» **Exercise instructions**
Provide an exact reproduction of every entry.

» **Provided entries**
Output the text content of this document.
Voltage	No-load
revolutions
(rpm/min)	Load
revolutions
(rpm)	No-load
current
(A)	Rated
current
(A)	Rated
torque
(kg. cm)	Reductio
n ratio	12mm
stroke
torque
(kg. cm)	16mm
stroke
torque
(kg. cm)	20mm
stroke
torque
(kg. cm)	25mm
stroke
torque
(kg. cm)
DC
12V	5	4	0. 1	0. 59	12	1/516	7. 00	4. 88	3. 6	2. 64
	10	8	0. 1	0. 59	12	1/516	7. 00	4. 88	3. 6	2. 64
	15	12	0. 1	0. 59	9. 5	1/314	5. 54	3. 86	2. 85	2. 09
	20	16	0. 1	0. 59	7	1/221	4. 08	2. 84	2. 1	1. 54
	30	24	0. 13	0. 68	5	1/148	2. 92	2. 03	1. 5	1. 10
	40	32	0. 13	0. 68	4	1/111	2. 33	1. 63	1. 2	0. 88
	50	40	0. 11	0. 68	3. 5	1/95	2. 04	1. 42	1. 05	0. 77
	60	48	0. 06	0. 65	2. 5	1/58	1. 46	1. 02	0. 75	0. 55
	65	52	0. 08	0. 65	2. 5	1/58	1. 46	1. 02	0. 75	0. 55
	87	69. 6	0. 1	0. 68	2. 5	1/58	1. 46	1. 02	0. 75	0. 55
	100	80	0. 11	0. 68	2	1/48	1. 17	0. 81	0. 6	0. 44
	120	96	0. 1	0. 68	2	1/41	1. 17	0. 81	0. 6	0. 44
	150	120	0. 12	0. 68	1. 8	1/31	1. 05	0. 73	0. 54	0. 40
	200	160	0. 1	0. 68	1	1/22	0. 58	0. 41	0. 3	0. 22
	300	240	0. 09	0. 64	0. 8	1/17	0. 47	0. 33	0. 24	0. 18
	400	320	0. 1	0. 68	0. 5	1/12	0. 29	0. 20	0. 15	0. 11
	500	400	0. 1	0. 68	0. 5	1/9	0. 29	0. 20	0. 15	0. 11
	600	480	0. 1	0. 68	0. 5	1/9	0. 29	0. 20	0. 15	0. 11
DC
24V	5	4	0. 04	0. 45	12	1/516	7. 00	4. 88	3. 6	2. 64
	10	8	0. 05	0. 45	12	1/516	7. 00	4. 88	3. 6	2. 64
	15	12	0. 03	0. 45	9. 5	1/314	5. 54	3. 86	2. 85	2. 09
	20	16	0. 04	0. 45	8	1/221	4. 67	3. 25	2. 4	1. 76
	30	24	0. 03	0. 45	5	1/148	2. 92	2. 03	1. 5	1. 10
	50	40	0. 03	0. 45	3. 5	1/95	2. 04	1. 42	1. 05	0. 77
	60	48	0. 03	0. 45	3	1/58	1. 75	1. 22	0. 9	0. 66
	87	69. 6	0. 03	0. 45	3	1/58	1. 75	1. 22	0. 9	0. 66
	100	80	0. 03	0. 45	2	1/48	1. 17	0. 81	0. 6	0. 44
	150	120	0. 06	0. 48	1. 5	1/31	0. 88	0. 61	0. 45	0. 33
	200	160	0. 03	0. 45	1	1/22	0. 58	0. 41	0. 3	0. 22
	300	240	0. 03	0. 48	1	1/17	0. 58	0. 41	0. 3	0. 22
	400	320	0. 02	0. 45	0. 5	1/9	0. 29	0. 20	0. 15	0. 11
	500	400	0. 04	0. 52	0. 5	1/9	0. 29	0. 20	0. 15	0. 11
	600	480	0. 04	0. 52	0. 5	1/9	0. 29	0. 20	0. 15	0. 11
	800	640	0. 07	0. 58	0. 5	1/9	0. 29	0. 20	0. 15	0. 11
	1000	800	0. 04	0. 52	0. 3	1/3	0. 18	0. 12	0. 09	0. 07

» **Response to this exercise**
Output the text content of this document.
Voltage	No-load
revolutions
(rpm/min)	Load
revolutions
(rpm)	No-load
current
(A)	Rated
current
(A)	Rated
torque
(kg. cm)	Reductio
n ratio	12mm
stroke
torque
(kg. cm)	16mm
stroke
torque
(kg. cm)	20mm
stroke
torque
(kg. cm)	25mm
stroke
torque
(kg. cm)
DC
12V	5	4	0. 1	0. 59	12	1/516	7. 00	4. 88	3. 6	2. 64
	10	8	0. 1	0. 59	12	1/516	7. 00	4. 88	3. 6	2. 64
	15	12	0. 1	0. 59	9. 5	1/314	5. 54	3. 86	2. 85	2. 09
	20	16	0. 1	0. 59	7	1/221	4. 08	2. 84	2. 1	1. 54
	30	24	0. 13	0. 68	5	1/148	2. 92	2. 03	1. 5	1. 10
	40	32	0. 13	0. 68	4	1/111	2. 33	1. 63	1. 2	0. 88
	50	40	0. 11	0. 68	3. 5	1/95	2. 04	1. 42	1. 05	0. 77
	60	48	0. 06	0. 65	2. 5	1/58	1. 46	1. 02	0. 75	0. 55
	65	52	0. 08	0. 65	2. 5	1/58	1. 46	1. 02	0. 75	0. 55
	87	69. 6	0. 1	0. 68	2. 5	1/58	1. 46	1. 02	0. 75	0. 55
	100	80	0. 11	0. 68	2	1/48	1. 17	0. 81	0. 6	0. 44
	120	96	0. 1	0. 68	2	1/41	1. 17	0. 81	0. 6	0. 44
	150	120	0. 12	0. 68	1. 8	1/31	1. 05	0. 73	0. 54	0. 40
	200	160	0. 1	0. 68	1	1/22	0. 58	0. 41	0. 3	0. 22
	300	240	0. 09	0. 64	0. 8	1/17	0. 47	0. 33	0. 24	0. 18
	400	320	0. 1	0. 68	0. 5	1/12	0. 29	0. 20	0. 15	0. 11
	500	400	0. 1	0. 68	0. 5	1/9	0. 29	0. 20	0. 15	0. 11
	600	480	0. 1	0. 68	0. 5	1/9	0. 29	0. 20	0. 15	0. 11
DC
24V	5	4	0. 04	0. 45	12	1/516	7. 00	4. 88	3. 6	2. 64
	10	8	0. 05	0. 45	12	1/516	7. 00	4. 88	3. 6	2. 64
	15	12	0. 03	0. 45	9. 5	1/314	5. 54	3. 86	2. 85	2. 09
	20	16	0. 04	0. 45	8	1/221	4. 67	3. 25	2. 4	1. 76
	30	24	0. 03	0. 45	5	1/148	2. 92	2. 03	1. 5	1. 10
	50	40	0. 03	0. 45	3. 5	1/95	2. 04	1. 42	1. 05	0. 77
	60	48	0. 03	0. 45	3	1/58	1. 75	1. 22	0. 9	0. 66
	87	69. 6	0. 03	0. 45	3	1/58	1. 75	1. 22	0. 9	0. 66
	100	80	0. 03	0. 45	2	1/48	1. 17	0. 81	0. 6	0. 44
	150	120	0. 06	0. 48	1. 5	1/31	0. 88	0. 61	0. 45	0. 33
	200	160	0. 03	0. 45	1	1/22	0. 58	0. 41	0. 3	0. 22
	300	240	0. 03	0. 48	1	1/17	0. 58	0. 41	0. 3	0. 22
	400	320	0. 02	0. 45	0. 5	1/9	0. 29	0. 20	0. 15	0. 11
	500	400	0. 04	0. 52	0. 5	1/9	0. 29	0. 20	0. 15	0. 11
	600	480	0. 04	0. 52	0. 5	1/9	0. 29	0. 20	0. 15	0. 11
	800	640	0. 07	0. 58	0. 5	1/9	0. 29	0. 20	0. 15	0. 11
	1000	800	0. 04	0. 52	0. 3	1/3	0. 18	0. 12	0. 09	0. 07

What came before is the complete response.